## 本文
────────────────────────────────────────
指標破壊→民意不明・信用破壊2

統計の正確性に戻りますが、統計とは国民の客観的な動きを把握=客観行動から民意を知る=民意に従う政策に活かすための制度です。
民意などどうでも良い中国の場合、国民の動き・民意を正確に知る必要がありません・・むしろ政府に都合の良いデータだけ公表する・・国民や外部に分っていない方が自由裁量性がありますから、各種データを混乱させる方が有利とする政策でしょう。
ただし、取り締まり対象としては正確なデータは欲しいでしょうし、その前提として不満蓄積前段階の経済の動き・倒産情報その前の不良債権率なども早めにキャッチしたい点は同じです。
政権の外にいる国民や外国に知られないで政権だけが知ることが出来る都合の良いデータはないので、個人企業で言えば脱税用あるいは燃費偽装など対外向けの二重帳簿を作るのが最も原始的で合理的です。
しかし国家全体の二重帳簿を誰にも知られずに作るの不可能ですから、結果的に政府権力者自体が自分の支配している国家の実態を知ることが出来なくなります。
ゴルバチョフの自伝だったかでは最後はどこへ行っても政府の実態不明で政治にならなくなっていたと書いているとおりです。
組織トップが不正をすると末端も不正をするようになるのが北海道警察事件その他で明らかになっていますが、トップだけが出来上がった数字をいじっていると、下位の地方政府もいじる→そのまた下部機関も順にいじるので、訳が分らなくなっているのが現在中国(旧ソ連組織同様)です。
ビッグデータ利用は、現在社会を効率よく運営するための必須作業である筈ですがこれの有用性を認めるものの、政府が収拾するのに反対と言うのは、政府は国民の敵対組織と位置づけているからでしょう。
防犯カメラに反対していた・・・犯罪があれば、犯人像や移動経路把握に反対するのは、国家秩序に反抗するものは全て保護すべきと言う思想によれば一貫しています。
犯罪・・国家秩序破壊から国民を守る国民の利益とスーパー店舗内や道路など公的空間でのプライバシー侵害との兼ね合いと言う視点が抜けているのです。
この立場からすれば、国民支配道具としての情報収集に反対・・収集目的が違うと言うことでしょうが、革新系文化人は中国基準(取締目的)でのデータの必要性を見るから政府のデータ収集をいやがるのでしょうか?
────────────────────────────────────────
## 記録一覧
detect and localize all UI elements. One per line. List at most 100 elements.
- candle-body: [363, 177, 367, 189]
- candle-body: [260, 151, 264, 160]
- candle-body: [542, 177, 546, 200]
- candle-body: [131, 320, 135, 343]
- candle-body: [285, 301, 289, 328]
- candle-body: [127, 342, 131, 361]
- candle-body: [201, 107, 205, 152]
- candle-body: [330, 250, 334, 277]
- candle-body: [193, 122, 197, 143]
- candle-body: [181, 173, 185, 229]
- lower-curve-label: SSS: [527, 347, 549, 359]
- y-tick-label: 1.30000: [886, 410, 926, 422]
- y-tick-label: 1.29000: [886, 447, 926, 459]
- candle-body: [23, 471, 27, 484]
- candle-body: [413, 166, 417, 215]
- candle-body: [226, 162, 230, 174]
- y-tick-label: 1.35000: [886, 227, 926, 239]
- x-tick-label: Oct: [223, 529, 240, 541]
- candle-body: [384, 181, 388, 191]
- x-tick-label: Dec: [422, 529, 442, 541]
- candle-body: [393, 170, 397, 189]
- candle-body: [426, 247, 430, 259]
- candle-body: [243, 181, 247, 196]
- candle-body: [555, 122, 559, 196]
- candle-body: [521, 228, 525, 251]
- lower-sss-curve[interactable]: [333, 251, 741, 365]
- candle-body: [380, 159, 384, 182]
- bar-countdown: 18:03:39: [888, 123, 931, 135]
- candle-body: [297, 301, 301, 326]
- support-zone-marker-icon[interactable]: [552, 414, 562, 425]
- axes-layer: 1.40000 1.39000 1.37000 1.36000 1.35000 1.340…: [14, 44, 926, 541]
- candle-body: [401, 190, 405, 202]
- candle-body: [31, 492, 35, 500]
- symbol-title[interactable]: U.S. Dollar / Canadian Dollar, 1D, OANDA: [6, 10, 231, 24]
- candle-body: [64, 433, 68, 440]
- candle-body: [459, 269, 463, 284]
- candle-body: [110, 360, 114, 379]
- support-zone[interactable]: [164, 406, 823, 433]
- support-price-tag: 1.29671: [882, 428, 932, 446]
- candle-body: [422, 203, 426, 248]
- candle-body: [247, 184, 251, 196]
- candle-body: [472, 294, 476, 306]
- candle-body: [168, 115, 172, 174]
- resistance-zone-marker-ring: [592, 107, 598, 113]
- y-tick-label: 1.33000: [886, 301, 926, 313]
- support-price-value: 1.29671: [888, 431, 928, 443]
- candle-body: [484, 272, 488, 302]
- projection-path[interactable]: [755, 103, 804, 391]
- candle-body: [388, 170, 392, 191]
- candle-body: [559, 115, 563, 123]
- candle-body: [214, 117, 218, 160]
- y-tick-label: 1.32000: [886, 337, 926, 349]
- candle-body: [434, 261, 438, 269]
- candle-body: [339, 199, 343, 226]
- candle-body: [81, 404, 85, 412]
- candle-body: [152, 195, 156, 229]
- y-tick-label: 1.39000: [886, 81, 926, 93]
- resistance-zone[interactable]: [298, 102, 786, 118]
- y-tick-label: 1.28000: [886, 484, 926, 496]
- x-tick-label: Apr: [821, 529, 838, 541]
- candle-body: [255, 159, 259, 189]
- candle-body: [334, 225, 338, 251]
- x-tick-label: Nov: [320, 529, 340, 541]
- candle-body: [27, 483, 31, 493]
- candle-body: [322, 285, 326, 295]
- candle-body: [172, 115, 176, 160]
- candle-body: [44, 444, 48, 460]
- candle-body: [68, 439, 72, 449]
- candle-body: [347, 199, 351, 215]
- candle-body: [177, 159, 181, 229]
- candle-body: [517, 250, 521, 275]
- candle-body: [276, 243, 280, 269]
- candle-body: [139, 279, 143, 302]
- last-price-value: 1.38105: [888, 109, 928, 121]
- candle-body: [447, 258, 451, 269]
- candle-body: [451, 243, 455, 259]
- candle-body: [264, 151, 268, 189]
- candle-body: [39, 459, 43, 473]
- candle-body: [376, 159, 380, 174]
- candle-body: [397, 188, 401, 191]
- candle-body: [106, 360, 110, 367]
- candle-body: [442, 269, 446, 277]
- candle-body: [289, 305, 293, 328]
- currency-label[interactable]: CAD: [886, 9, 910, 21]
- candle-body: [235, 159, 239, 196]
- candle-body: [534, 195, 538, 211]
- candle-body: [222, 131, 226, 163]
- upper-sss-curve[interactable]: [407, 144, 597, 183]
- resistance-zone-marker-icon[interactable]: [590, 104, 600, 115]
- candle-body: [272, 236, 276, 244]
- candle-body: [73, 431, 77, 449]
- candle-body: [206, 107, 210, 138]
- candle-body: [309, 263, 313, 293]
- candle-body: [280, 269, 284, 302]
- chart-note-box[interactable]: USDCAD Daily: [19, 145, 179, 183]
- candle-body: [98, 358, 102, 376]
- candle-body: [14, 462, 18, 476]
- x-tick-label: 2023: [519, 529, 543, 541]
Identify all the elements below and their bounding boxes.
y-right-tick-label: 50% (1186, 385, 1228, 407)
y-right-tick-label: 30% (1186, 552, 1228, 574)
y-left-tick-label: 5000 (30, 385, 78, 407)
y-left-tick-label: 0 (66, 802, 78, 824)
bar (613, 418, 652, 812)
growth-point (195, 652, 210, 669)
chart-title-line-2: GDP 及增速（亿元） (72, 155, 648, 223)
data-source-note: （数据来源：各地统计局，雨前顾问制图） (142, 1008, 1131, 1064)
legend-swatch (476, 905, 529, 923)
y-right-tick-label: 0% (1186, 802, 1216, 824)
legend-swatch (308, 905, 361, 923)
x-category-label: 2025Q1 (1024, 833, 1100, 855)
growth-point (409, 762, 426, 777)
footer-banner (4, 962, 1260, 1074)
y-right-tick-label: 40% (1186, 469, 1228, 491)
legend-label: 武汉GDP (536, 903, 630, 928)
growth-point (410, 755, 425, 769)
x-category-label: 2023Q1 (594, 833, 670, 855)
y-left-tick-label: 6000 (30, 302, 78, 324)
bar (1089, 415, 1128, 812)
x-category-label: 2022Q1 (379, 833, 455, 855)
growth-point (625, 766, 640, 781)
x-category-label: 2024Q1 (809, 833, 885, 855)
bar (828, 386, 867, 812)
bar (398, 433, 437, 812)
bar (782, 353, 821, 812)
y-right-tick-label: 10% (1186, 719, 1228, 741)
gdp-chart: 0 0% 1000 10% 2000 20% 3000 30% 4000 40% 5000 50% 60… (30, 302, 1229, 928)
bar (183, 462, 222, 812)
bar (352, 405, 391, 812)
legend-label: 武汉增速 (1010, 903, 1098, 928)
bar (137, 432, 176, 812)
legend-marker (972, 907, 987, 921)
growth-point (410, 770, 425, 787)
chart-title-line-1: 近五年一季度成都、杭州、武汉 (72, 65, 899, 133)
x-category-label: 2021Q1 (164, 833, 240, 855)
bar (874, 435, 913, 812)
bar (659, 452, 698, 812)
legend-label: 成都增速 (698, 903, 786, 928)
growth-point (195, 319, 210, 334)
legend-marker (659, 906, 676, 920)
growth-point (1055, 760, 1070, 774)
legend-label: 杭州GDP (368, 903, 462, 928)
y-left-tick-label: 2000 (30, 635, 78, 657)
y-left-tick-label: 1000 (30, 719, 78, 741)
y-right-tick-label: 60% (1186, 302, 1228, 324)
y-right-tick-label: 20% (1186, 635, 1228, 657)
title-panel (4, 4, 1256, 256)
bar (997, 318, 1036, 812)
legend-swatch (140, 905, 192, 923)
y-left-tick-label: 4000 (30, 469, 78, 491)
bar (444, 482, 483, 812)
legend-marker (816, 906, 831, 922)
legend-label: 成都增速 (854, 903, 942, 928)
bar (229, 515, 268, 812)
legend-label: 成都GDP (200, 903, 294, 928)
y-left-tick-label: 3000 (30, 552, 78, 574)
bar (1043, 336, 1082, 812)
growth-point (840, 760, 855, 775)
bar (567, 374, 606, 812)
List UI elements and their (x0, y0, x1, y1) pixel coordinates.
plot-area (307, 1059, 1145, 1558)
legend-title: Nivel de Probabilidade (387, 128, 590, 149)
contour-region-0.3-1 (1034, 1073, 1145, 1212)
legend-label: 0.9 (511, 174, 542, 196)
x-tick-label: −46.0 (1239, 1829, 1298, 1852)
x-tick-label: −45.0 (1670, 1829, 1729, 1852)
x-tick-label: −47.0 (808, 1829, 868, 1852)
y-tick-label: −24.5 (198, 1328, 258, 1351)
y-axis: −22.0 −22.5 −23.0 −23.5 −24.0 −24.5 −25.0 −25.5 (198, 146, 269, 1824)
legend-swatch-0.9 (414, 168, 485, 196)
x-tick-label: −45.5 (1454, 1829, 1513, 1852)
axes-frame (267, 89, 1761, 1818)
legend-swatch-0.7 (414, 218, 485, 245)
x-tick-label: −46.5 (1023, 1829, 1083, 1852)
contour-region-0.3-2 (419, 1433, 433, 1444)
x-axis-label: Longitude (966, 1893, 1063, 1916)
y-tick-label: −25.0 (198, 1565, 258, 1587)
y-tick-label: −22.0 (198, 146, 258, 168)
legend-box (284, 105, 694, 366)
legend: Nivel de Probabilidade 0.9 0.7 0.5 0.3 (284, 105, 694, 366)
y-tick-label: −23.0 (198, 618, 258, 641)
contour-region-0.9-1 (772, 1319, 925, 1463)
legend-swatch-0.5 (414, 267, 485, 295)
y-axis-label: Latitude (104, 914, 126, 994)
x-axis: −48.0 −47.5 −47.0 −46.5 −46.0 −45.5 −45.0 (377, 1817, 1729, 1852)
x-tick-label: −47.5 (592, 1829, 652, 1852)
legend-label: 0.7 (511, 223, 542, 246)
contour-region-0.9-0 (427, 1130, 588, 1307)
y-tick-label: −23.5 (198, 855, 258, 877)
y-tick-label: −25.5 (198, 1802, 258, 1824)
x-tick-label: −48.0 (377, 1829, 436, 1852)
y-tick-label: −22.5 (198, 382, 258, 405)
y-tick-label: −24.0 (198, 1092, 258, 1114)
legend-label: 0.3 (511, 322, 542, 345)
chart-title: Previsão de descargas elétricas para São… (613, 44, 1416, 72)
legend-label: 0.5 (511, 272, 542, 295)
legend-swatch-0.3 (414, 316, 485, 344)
────────────────────────────────────────
## 作業一覧
a – 本文に書かれている事実について、次の問いに答えてください。
(i) 統計とは何のための制度だと述べられていますか。
(ii) 組織トップが不正をすると末端も不正をするようになることが明らかになった例として、どの事件が挙げられていますか。
(iii) ゴルバチョフの自伝だったかでは、最後はどうなっていたと書かれていますか。
b – 本文で、中国が取り締まりの前提として早めにキャッチしたいとされている情報をすべて挙げてください。
c – 統計と民意をめぐる本文を、最後の文の後から続けて書き進めてください。

## 回答一覧
a –
(i) 国民の客観的な動きを把握し、客観行動から民意を知り、民意に従う政策に活かすための制度です。
(ii) 北海道警察事件です。
(iii) どこへ行っても政府の実態が不明で、政治にならなくなっていたと書かれています。

b – 不満蓄積前段階の経済の動き、倒産情報、不良債権率

c –
政府は国民の敵と言う意識が強いようですが、国民主権国家では国民のために政府が如何に働くかが重要です。
政府は国民のために働く下部機関ですが、企業で言えば部下にキチンと仕事をして貰うには、仕事の対象に関する正確な情報提供が必須です。
痛いところを治してもらうには出来るだけ多くの情報を医師に与える必要がありますが、会社に降格されたくない基準で言えば、会社には体調をあまり知られたくない方向に働きます。
「何でも反対」と言う革新系の意識に「政府は国民の敵」と言う前提があるのでは、国民国家の時代に前提が合っていないことになります。
国民主権社会では、日本社会のためになることを目指すのが政府の仕事=政府や野党政治家は国民のためになる政策提案を競うものですが、政府の政策は全て国民敵視政策と決めている立場からすれば、その政策が国民のために役に立つかどうかの検討よりも前に国家秩序に組み込まれるかどうかの視点・・組み込まれる恐れのあるものは全て反対となるのは仕方がないことです。
しかし統計や防犯カメラなどに協力すれば統治機構に組み込まれるかも知れませんが、安全社会や統計の正確さによる政治の効率化(ひいては国際競争に生き残る)の恩恵を国民が受けるのです。
革新系文化人は、社会の利便性や恩恵を無視して統治機構に組み込まれること自体が悪と言う19世紀の夜警国家の思想にこだわっているように見えます。
何かと言うと近代法の原理に反すると言うのが彼らの特徴ですが、思想の基礎が違って来ているのです。
現在中国ではまだ人権尊重が未発達・・国民主権国家ではないことから正に妥当する原理ですが、これを日本に持って来て教えてやると言うからおかしなことになるのです。
核実験であれ公害であれ、中国のやることには一切問題にしないで2世紀ほど先に走っている日本で19世紀型思想基準で問題にするのですから(幼稚園児に妥当する行動基準を大学生に強要しているようなもので)適用の場を間違えていないかの疑問です。

指標破壊→民意不明・信用破壊1

中国、韓国のように指標がいい加減だと本当の指標を絶え間なく自己流に探す・開発して行くしかないので、深読みの意見に頼るしかないので効率がすごく落ちます。
深読みとは、客観データでは分らない裏の情報をキャッチして読む力ですから情報機関の役割の大きい社会です。
中国で言えば、ある会合での歩く順序や座席の位置から力関係の変化を読むのがはやっているのが好例ですが効率が酷く悪い社会になります。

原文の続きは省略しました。